> [Objective]
What follows is a set of records; restate each one word for word and drop the pictures.

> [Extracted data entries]
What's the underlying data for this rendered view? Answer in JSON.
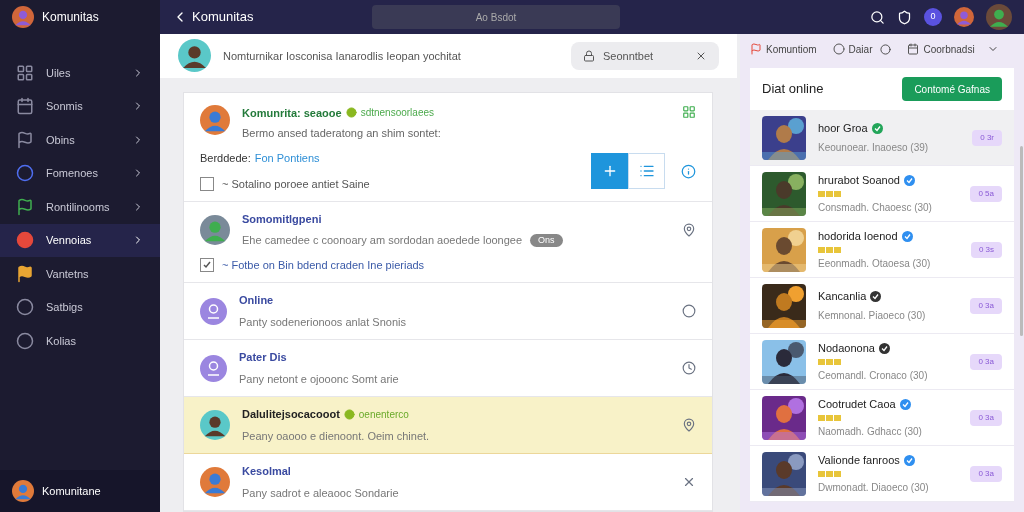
{
  "sidebar": {
    "title": "Komunitas",
    "items": [
      {
        "label": "Uiles",
        "has_submenu": true,
        "selected": false,
        "color": "#8a8aa0"
      },
      {
        "label": "Sonmis",
        "has_submenu": true,
        "selected": false,
        "color": "#8a8aa0"
      },
      {
        "label": "Obins",
        "has_submenu": true,
        "selected": false,
        "color": "#8a8aa0"
      },
      {
        "label": "Fomenoes",
        "has_submenu": true,
        "selected": false,
        "color": "#4f6ef0"
      },
      {
        "label": "Rontilinooms",
        "has_submenu": true,
        "selected": false,
        "color": "#3fae4f"
      },
      {
        "label": "Vennoias",
        "has_submenu": true,
        "selected": true,
        "color": "#e5483b"
      },
      {
        "label": "Vantetns",
        "has_submenu": false,
        "selected": false,
        "color": "#e8a533"
      },
      {
        "label": "Satbigs",
        "has_submenu": false,
        "selected": false,
        "color": "#8a8aa0"
      },
      {
        "label": "Kolias",
        "has_submenu": false,
        "selected": false,
        "color": "#8a8aa0"
      }
    ],
    "footer": "Komunitane"
  },
  "topbar": {
    "title": "Komunitas",
    "search": {
      "placeholder": "Ao Bsdot"
    },
    "notification_count": "0"
  },
  "composer": {
    "prompt": "Nomturnikar Iosconisa Ianarodlis Ieopan yochitat",
    "chip": "Seonntbet"
  },
  "feed": {
    "first": {
      "title": "Komunrita: seaooe",
      "tag": "sdtnensoorlaees",
      "text": "Bermo ansed taderatong an shim sontet:",
      "field_label": "Berddede:",
      "field_link": "Fon Pontiens",
      "check": {
        "label": "~ Sotalino poroee antiet Saine",
        "checked": false
      },
      "view_buttons": [
        {
          "kind": "add",
          "selected": true
        },
        {
          "kind": "list",
          "selected": false
        }
      ]
    },
    "rows": [
      {
        "kind": "avatar",
        "title": "Somomitlgpeni",
        "text": "Ehe camedee c coonoary am sordodan aoedede loongee",
        "chip": "Ons",
        "check": {
          "label": "~ Fotbe on Bin bdend craden Ine pieriads",
          "checked": true
        },
        "action": {
          "kind": "pin"
        },
        "highlighted": false
      },
      {
        "kind": "icon",
        "title": "Online",
        "text": "Panty sodenerionoos anlat Snonis",
        "action": {
          "kind": "circle"
        },
        "highlighted": false
      },
      {
        "kind": "icon",
        "title": "Pater Dis",
        "text": "Pany netont e ojooonc Somt arie",
        "action": {
          "kind": "clock"
        },
        "highlighted": false
      },
      {
        "kind": "avatar",
        "title": "Dalulitejsocacooot",
        "tag": "oenenterco",
        "text": "Peany oaooo e dienoont. Oeim chinet.",
        "action": {
          "kind": "pin"
        },
        "highlighted": true
      },
      {
        "kind": "avatar",
        "title": "Kesolmal",
        "text": "Pany sadrot e aleaooc Sondarie",
        "action": {
          "kind": "close"
        },
        "highlighted": false
      }
    ]
  },
  "right_panel": {
    "tabs": [
      {
        "label": "Komuntiom",
        "kind": "flag"
      },
      {
        "label": "Daiar",
        "kind": "circle"
      },
      {
        "label": "Coorbnadsi",
        "kind": "calendar"
      }
    ],
    "title": "Diat online",
    "button": "Contomé Gafnas",
    "rows": [
      {
        "name": "hoor Groa",
        "color": "#22a559",
        "meta": "Keounoear. Inaoeso (39)",
        "pill": "0 3r",
        "selected": true
      },
      {
        "name": "hrurabot Soanod",
        "color": "#2f8ff0",
        "stars": 3,
        "meta": "Consmadh. Chaoesc (30)",
        "pill": "0 5a",
        "selected": false
      },
      {
        "name": "hodorida Ioenod",
        "color": "#2f8ff0",
        "stars": 3,
        "meta": "Eeonmadh. Otaoesa (30)",
        "pill": "0 3s",
        "selected": false
      },
      {
        "name": "Kancanlia",
        "color": "#333333",
        "meta": "Kemnonal. Piaoeco (30)",
        "pill": "0 3a",
        "selected": false
      },
      {
        "name": "Nodaonona",
        "color": "#333333",
        "stars": 3,
        "meta": "Ceomandl. Cronaco (30)",
        "pill": "0 3a",
        "selected": false
      },
      {
        "name": "Cootrudet Caoa",
        "color": "#2f8ff0",
        "stars": 3,
        "meta": "Naomadh. Gdhacc (30)",
        "pill": "0 3a",
        "selected": false
      },
      {
        "name": "Valionde fanroos",
        "color": "#2f8ff0",
        "stars": 3,
        "meta": "Dwmonadt. Diaoeco (30)",
        "pill": "0 3a",
        "selected": false
      }
    ]
  }
}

> [Solution for this exercise]
What's the underlying data for this rendered view? Answer in JSON.
{
  "sidebar": {
    "title": "Komunitas",
    "items": [
      {
        "label": "Uiles",
        "has_submenu": true,
        "selected": false,
        "color": "#8a8aa0"
      },
      {
        "label": "Sonmis",
        "has_submenu": true,
        "selected": false,
        "color": "#8a8aa0"
      },
      {
        "label": "Obins",
        "has_submenu": true,
        "selected": false,
        "color": "#8a8aa0"
      },
      {
        "label": "Fomenoes",
        "has_submenu": true,
        "selected": false,
        "color": "#4f6ef0"
      },
      {
        "label": "Rontilinooms",
        "has_submenu": true,
        "selected": false,
        "color": "#3fae4f"
      },
      {
        "label": "Vennoias",
        "has_submenu": true,
        "selected": true,
        "color": "#e5483b"
      },
      {
        "label": "Vantetns",
        "has_submenu": false,
        "selected": false,
        "color": "#e8a533"
      },
      {
        "label": "Satbigs",
        "has_submenu": false,
        "selected": false,
        "color": "#8a8aa0"
      },
      {
        "label": "Kolias",
        "has_submenu": false,
        "selected": false,
        "color": "#8a8aa0"
      }
    ],
    "footer": "Komunitane"
  },
  "topbar": {
    "title": "Komunitas",
    "search": {
      "placeholder": "Ao Bsdot"
    },
    "notification_count": "0"
  },
  "composer": {
    "prompt": "Nomturnikar Iosconisa Ianarodlis Ieopan yochitat",
    "chip": "Seonntbet"
  },
  "feed": {
    "first": {
      "title": "Komunrita: seaooe",
      "tag": "sdtnensoorlaees",
      "text": "Bermo ansed taderatong an shim sontet:",
      "field_label": "Berddede:",
      "field_link": "Fon Pontiens",
      "check": {
        "label": "~ Sotalino poroee antiet Saine",
        "checked": false
      },
      "view_buttons": [
        {
          "kind": "add",
          "selected": true
        },
        {
          "kind": "list",
          "selected": false
        }
      ]
    },
    "rows": [
      {
        "kind": "avatar",
        "title": "Somomitlgpeni",
        "text": "Ehe camedee c coonoary am sordodan aoedede loongee",
        "chip": "Ons",
        "check": {
          "label": "~ Fotbe on Bin bdend craden Ine pieriads",
          "checked": true
        },
        "action": {
          "kind": "pin"
        },
        "highlighted": false
      },
      {
        "kind": "icon",
        "title": "Online",
        "text": "Panty sodenerionoos anlat Snonis",
        "action": {
          "kind": "circle"
        },
        "highlighted": false
      },
      {
        "kind": "icon",
        "title": "Pater Dis",
        "text": "Pany netont e ojooonc Somt arie",
        "action": {
          "kind": "clock"
        },
        "highlighted": false
      },
      {
        "kind": "avatar",
        "title": "Dalulitejsocacooot",
        "tag": "oenenterco",
        "text": "Peany oaooo e dienoont. Oeim chinet.",
        "action": {
          "kind": "pin"
        },
        "highlighted": true
      },
      {
        "kind": "avatar",
        "title": "Kesolmal",
        "text": "Pany sadrot e aleaooc Sondarie",
        "action": {
          "kind": "close"
        },
        "highlighted": false
      }
    ]
  },
  "right_panel": {
    "tabs": [
      {
        "label": "Komuntiom",
        "kind": "flag"
      },
      {
        "label": "Daiar",
        "kind": "circle"
      },
      {
        "label": "Coorbnadsi",
        "kind": "calendar"
      }
    ],
    "title": "Diat online",
    "button": "Contomé Gafnas",
    "rows": [
      {
        "name": "hoor Groa",
        "color": "#22a559",
        "meta": "Keounoear. Inaoeso (39)",
        "pill": "0 3r",
        "selected": true
      },
      {
        "name": "hrurabot Soanod",
        "color": "#2f8ff0",
        "stars": 3,
        "meta": "Consmadh. Chaoesc (30)",
        "pill": "0 5a",
        "selected": false
      },
      {
        "name": "hodorida Ioenod",
        "color": "#2f8ff0",
        "stars": 3,
        "meta": "Eeonmadh. Otaoesa (30)",
        "pill": "0 3s",
        "selected": false
      },
      {
        "name": "Kancanlia",
        "color": "#333333",
        "meta": "Kemnonal. Piaoeco (30)",
        "pill": "0 3a",
        "selected": false
      },
      {
        "name": "Nodaonona",
        "color": "#333333",
        "stars": 3,
        "meta": "Ceomandl. Cronaco (30)",
        "pill": "0 3a",
        "selected": false
      },
      {
        "name": "Cootrudet Caoa",
        "color": "#2f8ff0",
        "stars": 3,
        "meta": "Naomadh. Gdhacc (30)",
        "pill": "0 3a",
        "selected": false
      },
      {
        "name": "Valionde fanroos",
        "color": "#2f8ff0",
        "stars": 3,
        "meta": "Dwmonadt. Diaoeco (30)",
        "pill": "0 3a",
        "selected": false
      }
    ]
  }
}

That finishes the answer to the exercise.